To be done:
Find the lines that hold the word "title" and return them.

Excerpted data:

---

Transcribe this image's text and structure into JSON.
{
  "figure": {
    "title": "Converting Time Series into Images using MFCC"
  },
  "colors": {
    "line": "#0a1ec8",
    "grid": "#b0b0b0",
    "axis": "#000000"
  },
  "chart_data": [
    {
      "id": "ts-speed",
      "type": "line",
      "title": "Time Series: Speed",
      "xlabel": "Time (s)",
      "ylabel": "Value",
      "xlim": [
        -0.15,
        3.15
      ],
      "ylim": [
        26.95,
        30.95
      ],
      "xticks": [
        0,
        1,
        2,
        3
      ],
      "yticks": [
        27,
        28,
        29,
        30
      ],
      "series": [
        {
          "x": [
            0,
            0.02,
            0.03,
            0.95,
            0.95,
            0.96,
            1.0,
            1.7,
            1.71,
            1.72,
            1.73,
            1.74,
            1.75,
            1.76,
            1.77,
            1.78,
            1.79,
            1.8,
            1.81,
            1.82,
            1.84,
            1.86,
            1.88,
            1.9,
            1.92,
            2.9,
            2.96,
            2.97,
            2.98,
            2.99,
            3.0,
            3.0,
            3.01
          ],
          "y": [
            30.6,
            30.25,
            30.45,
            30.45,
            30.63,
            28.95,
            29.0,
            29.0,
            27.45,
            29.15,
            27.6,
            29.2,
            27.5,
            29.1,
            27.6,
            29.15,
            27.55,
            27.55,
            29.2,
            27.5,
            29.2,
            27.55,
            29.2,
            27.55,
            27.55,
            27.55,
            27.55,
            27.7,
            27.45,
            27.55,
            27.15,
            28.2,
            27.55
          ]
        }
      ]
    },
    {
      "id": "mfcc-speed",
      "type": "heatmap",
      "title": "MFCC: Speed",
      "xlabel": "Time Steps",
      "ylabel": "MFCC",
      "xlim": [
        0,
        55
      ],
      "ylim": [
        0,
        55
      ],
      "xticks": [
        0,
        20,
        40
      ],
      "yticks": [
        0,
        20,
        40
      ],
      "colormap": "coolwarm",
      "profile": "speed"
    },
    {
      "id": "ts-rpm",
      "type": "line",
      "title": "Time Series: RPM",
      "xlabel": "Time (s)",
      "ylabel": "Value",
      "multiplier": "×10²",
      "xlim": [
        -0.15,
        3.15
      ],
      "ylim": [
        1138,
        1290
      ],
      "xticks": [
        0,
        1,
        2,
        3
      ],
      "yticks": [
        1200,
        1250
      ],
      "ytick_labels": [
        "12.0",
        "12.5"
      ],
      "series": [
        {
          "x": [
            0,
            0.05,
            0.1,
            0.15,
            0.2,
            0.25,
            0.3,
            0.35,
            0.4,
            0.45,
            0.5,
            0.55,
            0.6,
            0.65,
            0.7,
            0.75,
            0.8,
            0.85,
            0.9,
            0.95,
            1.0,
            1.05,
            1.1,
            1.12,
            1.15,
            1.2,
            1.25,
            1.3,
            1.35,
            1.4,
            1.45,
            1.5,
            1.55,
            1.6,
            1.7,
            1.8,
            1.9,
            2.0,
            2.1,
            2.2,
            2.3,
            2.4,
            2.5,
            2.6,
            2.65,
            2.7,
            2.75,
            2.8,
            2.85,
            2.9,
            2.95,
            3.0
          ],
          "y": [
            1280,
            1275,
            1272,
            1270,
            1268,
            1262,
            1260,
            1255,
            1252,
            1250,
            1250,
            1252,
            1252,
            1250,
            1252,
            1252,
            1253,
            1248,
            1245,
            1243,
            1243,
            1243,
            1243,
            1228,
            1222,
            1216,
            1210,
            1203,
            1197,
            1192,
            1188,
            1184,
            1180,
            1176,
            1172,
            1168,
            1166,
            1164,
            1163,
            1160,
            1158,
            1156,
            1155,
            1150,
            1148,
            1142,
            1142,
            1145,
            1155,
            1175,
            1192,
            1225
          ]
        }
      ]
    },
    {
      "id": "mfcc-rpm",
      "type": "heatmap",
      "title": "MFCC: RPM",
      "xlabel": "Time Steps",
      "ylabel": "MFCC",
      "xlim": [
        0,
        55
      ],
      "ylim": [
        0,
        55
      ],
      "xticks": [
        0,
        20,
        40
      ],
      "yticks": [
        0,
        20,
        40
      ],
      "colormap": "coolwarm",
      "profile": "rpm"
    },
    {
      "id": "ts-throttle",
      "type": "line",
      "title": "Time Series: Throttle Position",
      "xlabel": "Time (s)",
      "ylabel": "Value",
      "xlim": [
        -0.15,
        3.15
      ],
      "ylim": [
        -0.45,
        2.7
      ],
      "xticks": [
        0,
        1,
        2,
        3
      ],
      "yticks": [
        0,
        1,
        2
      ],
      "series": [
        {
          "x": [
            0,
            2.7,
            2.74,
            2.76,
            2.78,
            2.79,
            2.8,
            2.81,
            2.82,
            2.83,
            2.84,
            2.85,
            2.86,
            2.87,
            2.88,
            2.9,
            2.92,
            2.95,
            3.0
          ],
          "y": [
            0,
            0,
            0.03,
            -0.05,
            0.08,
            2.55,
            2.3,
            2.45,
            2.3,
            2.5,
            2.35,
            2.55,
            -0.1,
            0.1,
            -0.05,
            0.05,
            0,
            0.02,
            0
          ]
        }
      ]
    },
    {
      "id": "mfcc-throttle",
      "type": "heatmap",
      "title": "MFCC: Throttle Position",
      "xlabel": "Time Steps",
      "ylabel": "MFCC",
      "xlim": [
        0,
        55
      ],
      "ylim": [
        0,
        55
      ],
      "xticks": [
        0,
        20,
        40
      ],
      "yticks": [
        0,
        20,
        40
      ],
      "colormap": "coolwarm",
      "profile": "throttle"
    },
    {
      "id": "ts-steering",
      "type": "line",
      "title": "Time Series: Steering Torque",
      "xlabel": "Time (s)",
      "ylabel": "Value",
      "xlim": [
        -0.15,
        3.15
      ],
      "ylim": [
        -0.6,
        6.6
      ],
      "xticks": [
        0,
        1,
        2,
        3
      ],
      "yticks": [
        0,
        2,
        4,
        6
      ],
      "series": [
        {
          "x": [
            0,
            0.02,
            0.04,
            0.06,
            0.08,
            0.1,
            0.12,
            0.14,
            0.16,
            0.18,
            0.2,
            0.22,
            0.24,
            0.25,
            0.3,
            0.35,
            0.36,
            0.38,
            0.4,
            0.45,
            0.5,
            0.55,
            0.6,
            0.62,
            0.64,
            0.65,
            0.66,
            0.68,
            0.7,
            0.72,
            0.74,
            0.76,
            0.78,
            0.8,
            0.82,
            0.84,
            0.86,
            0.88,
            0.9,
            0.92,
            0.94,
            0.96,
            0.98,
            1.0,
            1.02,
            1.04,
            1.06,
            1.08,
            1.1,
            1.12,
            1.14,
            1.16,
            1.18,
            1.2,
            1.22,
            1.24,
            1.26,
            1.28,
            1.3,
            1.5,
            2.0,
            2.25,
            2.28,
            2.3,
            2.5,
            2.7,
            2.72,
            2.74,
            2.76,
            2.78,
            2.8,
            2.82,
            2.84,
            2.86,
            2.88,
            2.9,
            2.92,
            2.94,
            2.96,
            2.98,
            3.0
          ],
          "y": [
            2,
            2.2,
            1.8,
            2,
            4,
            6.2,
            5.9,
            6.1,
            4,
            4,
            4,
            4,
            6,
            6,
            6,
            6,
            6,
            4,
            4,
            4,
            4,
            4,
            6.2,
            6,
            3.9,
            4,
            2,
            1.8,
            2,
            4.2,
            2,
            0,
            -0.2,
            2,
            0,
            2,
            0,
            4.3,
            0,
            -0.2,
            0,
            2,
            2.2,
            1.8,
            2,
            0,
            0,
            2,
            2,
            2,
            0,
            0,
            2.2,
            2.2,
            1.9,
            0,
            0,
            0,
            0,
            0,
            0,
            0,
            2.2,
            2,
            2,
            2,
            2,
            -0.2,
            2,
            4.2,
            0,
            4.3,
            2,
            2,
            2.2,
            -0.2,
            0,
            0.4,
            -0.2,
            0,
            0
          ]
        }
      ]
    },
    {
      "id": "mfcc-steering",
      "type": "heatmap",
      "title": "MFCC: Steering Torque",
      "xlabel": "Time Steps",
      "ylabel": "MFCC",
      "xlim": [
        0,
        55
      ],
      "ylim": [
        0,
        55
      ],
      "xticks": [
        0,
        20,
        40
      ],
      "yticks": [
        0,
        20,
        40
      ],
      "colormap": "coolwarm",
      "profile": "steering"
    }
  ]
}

---

Written solution:
    "title": "Converting Time Series into Images using MFCC"
      "title": "Time Series: Speed",
      "title": "MFCC: Speed",
      "title": "Time Series: RPM",
      "title": "MFCC: RPM",
      "title": "Time Series: Throttle Position",
      "title": "MFCC: Throttle Position",
      "title": "Time Series: Steering Torque",
      "title": "MFCC: Steering Torque",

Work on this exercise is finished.